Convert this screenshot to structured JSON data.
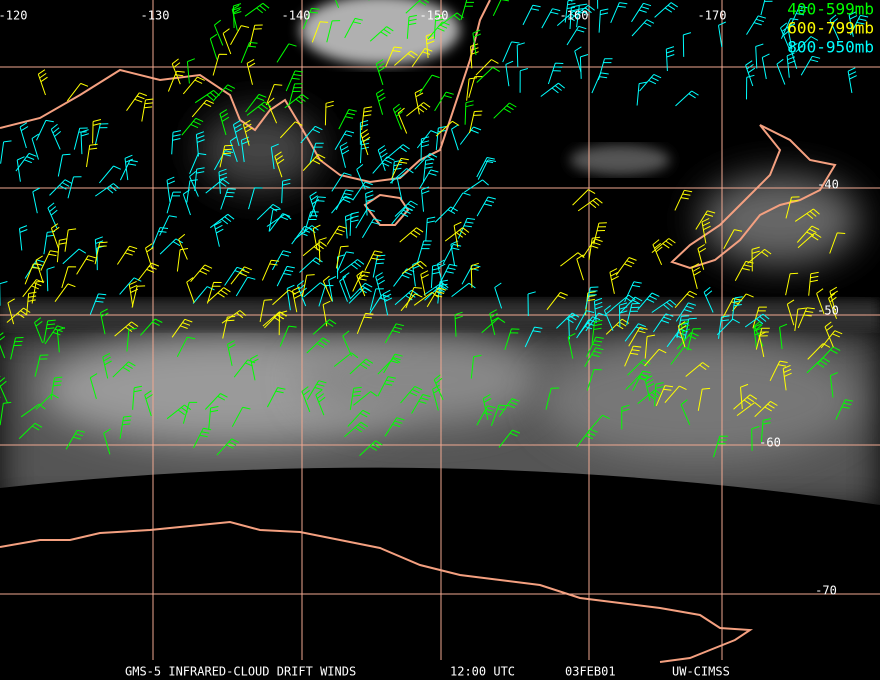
{
  "map": {
    "longitude_labels": [
      "-120",
      "-130",
      "-140",
      "-150",
      "-160",
      "-170"
    ],
    "latitude_labels": [
      "-40",
      "-50",
      "-60",
      "-70"
    ],
    "legend": [
      {
        "label": "400-599mb",
        "color": "#00ff00"
      },
      {
        "label": "600-799mb",
        "color": "#ffff00"
      },
      {
        "label": "800-950mb",
        "color": "#00ffff"
      }
    ],
    "footer": {
      "title": "GMS-5 INFRARED-CLOUD DRIFT WINDS",
      "time": "12:00 UTC",
      "date": "03FEB01",
      "source": "UW-CIMSS"
    }
  }
}
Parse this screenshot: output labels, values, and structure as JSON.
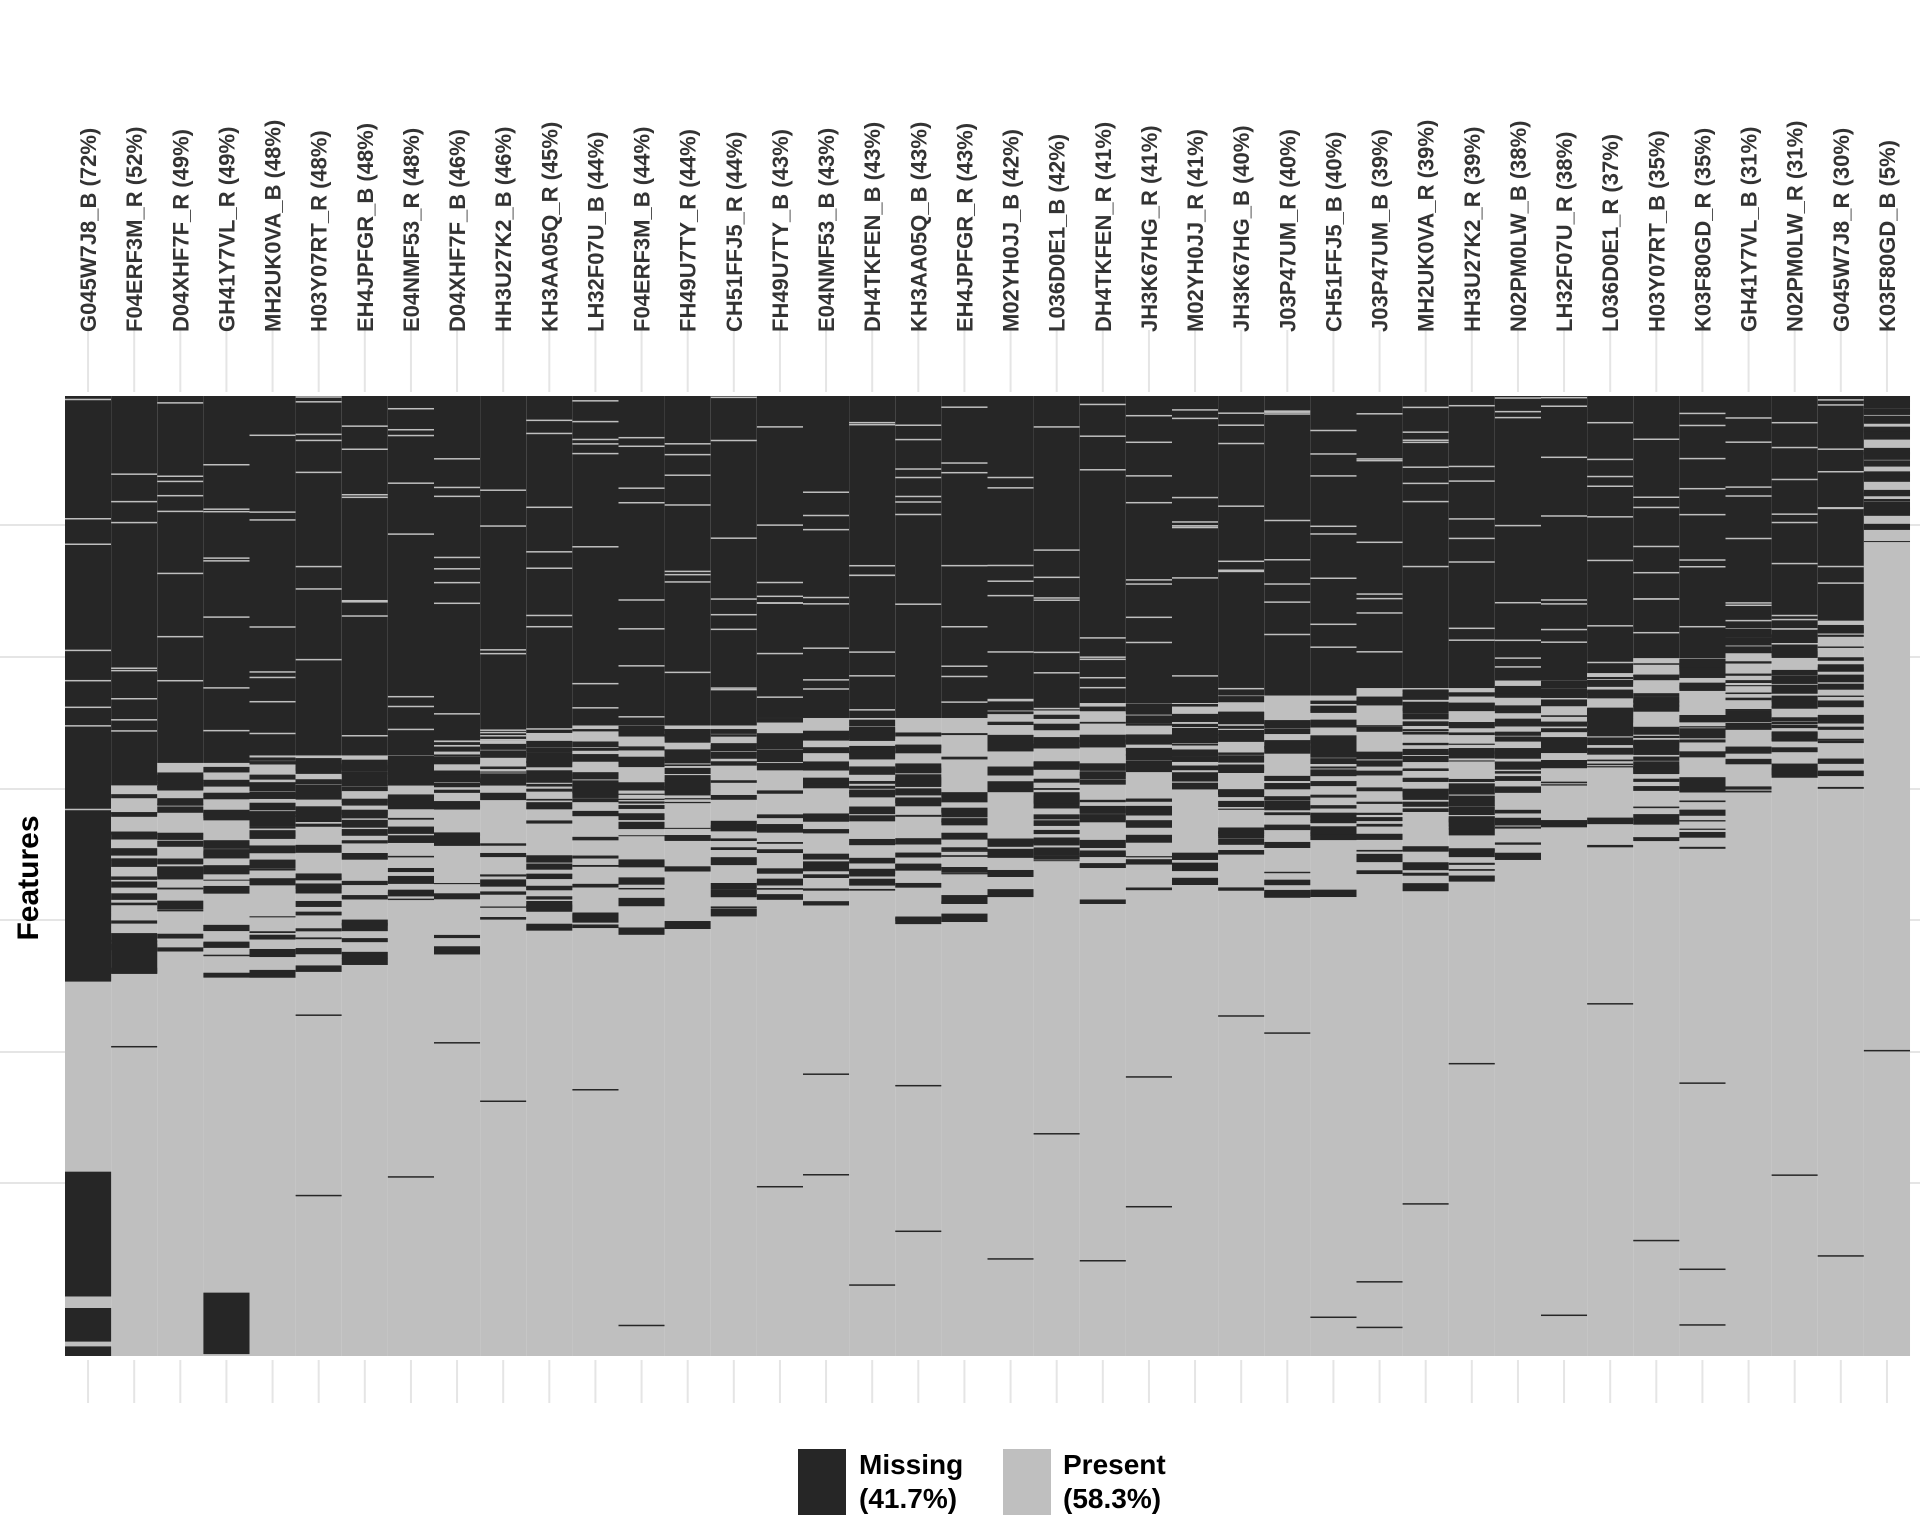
{
  "chart_data": {
    "type": "heatmap",
    "ylabel": "Features",
    "columns": [
      {
        "label": "G045W7J8_B (72%)",
        "missing_pct": 72
      },
      {
        "label": "F04ERF3M_R (52%)",
        "missing_pct": 52
      },
      {
        "label": "D04XHF7F_R (49%)",
        "missing_pct": 49
      },
      {
        "label": "GH41Y7VL_R (49%)",
        "missing_pct": 49
      },
      {
        "label": "MH2UK0VA_B (48%)",
        "missing_pct": 48
      },
      {
        "label": "H03Y07RT_R (48%)",
        "missing_pct": 48
      },
      {
        "label": "EH4JPFGR_B (48%)",
        "missing_pct": 48
      },
      {
        "label": "E04NMF53_R (48%)",
        "missing_pct": 48
      },
      {
        "label": "D04XHF7F_B (46%)",
        "missing_pct": 46
      },
      {
        "label": "HH3U27K2_B (46%)",
        "missing_pct": 46
      },
      {
        "label": "KH3AA05Q_R (45%)",
        "missing_pct": 45
      },
      {
        "label": "LH32F07U_B (44%)",
        "missing_pct": 44
      },
      {
        "label": "F04ERF3M_B (44%)",
        "missing_pct": 44
      },
      {
        "label": "FH49U7TY_R (44%)",
        "missing_pct": 44
      },
      {
        "label": "CH51FFJ5_R (44%)",
        "missing_pct": 44
      },
      {
        "label": "FH49U7TY_B (43%)",
        "missing_pct": 43
      },
      {
        "label": "E04NMF53_B (43%)",
        "missing_pct": 43
      },
      {
        "label": "DH4TKFEN_B (43%)",
        "missing_pct": 43
      },
      {
        "label": "KH3AA05Q_B (43%)",
        "missing_pct": 43
      },
      {
        "label": "EH4JPFGR_R (43%)",
        "missing_pct": 43
      },
      {
        "label": "M02YH0JJ_B (42%)",
        "missing_pct": 42
      },
      {
        "label": "L036D0E1_B (42%)",
        "missing_pct": 42
      },
      {
        "label": "DH4TKFEN_R (41%)",
        "missing_pct": 41
      },
      {
        "label": "JH3K67HG_R (41%)",
        "missing_pct": 41
      },
      {
        "label": "M02YH0JJ_R (41%)",
        "missing_pct": 41
      },
      {
        "label": "JH3K67HG_B (40%)",
        "missing_pct": 40
      },
      {
        "label": "J03P47UM_R (40%)",
        "missing_pct": 40
      },
      {
        "label": "CH51FFJ5_B (40%)",
        "missing_pct": 40
      },
      {
        "label": "J03P47UM_B (39%)",
        "missing_pct": 39
      },
      {
        "label": "MH2UK0VA_R (39%)",
        "missing_pct": 39
      },
      {
        "label": "HH3U27K2_R (39%)",
        "missing_pct": 39
      },
      {
        "label": "N02PM0LW_B (38%)",
        "missing_pct": 38
      },
      {
        "label": "LH32F07U_R (38%)",
        "missing_pct": 38
      },
      {
        "label": "L036D0E1_R (37%)",
        "missing_pct": 37
      },
      {
        "label": "H03Y07RT_B (35%)",
        "missing_pct": 35
      },
      {
        "label": "K03F80GD_R (35%)",
        "missing_pct": 35
      },
      {
        "label": "GH41Y7VL_B (31%)",
        "missing_pct": 31
      },
      {
        "label": "N02PM0LW_R (31%)",
        "missing_pct": 31
      },
      {
        "label": "G045W7J8_R (30%)",
        "missing_pct": 30
      },
      {
        "label": "K03F80GD_B (5%)",
        "missing_pct": 5
      }
    ],
    "legend": [
      {
        "name": "Missing",
        "pct": "(41.7%)",
        "color": "#262626"
      },
      {
        "name": "Present",
        "pct": "(58.3%)",
        "color": "#bfbfbf"
      }
    ],
    "legend_position": "bottom",
    "grid": true
  },
  "colors": {
    "missing": "#262626",
    "present": "#bfbfbf",
    "grid": "#e5e5e5",
    "background": "#ffffff"
  }
}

━━━━━━━━

## What you have to do
Copy each line holding the word "JSON" from the listing above.

## Task result
Convert this screenshot to structured JSON data.
Parse this screenshot: output labels, values, and structure as JSON.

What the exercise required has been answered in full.